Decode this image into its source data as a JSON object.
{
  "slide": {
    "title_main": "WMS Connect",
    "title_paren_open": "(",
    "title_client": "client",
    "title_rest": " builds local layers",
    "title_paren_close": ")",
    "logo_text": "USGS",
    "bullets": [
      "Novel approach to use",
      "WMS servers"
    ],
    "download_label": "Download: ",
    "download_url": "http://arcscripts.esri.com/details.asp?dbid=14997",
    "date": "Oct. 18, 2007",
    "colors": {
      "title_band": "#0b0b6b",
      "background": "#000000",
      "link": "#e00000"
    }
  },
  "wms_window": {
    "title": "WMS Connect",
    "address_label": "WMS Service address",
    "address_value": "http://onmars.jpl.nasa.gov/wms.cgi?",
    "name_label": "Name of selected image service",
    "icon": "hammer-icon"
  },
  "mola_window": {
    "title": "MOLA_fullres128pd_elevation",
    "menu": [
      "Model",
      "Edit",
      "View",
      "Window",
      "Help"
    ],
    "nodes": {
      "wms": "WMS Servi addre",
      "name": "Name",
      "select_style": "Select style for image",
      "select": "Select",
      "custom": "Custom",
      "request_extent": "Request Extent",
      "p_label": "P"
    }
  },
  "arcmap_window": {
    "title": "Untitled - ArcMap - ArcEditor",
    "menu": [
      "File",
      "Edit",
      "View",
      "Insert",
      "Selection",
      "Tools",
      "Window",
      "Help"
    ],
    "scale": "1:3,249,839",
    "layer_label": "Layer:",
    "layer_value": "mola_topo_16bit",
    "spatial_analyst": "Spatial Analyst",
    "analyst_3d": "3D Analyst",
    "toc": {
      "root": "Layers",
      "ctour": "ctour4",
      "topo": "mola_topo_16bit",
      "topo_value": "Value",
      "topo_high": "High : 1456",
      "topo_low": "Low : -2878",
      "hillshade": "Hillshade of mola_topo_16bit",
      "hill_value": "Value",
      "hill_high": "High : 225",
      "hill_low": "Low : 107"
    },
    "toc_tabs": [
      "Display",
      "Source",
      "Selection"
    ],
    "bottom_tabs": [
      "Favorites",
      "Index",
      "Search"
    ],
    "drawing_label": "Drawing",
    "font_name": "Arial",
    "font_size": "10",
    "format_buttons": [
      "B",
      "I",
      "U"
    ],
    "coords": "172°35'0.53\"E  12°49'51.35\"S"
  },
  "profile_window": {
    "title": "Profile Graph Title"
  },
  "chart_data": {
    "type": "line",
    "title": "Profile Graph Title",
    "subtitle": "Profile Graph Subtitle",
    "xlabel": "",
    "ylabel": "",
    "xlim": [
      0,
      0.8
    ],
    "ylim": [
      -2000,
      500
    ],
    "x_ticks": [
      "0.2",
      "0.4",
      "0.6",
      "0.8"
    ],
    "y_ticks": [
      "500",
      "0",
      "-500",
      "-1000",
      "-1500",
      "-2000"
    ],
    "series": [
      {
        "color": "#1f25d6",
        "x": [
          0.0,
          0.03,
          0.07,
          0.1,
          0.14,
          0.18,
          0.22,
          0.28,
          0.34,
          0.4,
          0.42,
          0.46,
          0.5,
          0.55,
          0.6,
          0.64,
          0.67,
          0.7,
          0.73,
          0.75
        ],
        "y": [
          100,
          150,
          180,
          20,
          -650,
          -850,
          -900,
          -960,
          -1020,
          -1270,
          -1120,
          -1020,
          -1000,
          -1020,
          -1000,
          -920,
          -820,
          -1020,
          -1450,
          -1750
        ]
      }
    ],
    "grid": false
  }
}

============================================================

EXERCISE OBJECTIVE:
Only lines with the string "http" belong in your answer; copy each one.

TASK OUTPUT:
    "download_url": "http://arcscripts.esri.com/details.asp?dbid=14997",
    "address_value": "http://onmars.jpl.nasa.gov/wms.cgi?",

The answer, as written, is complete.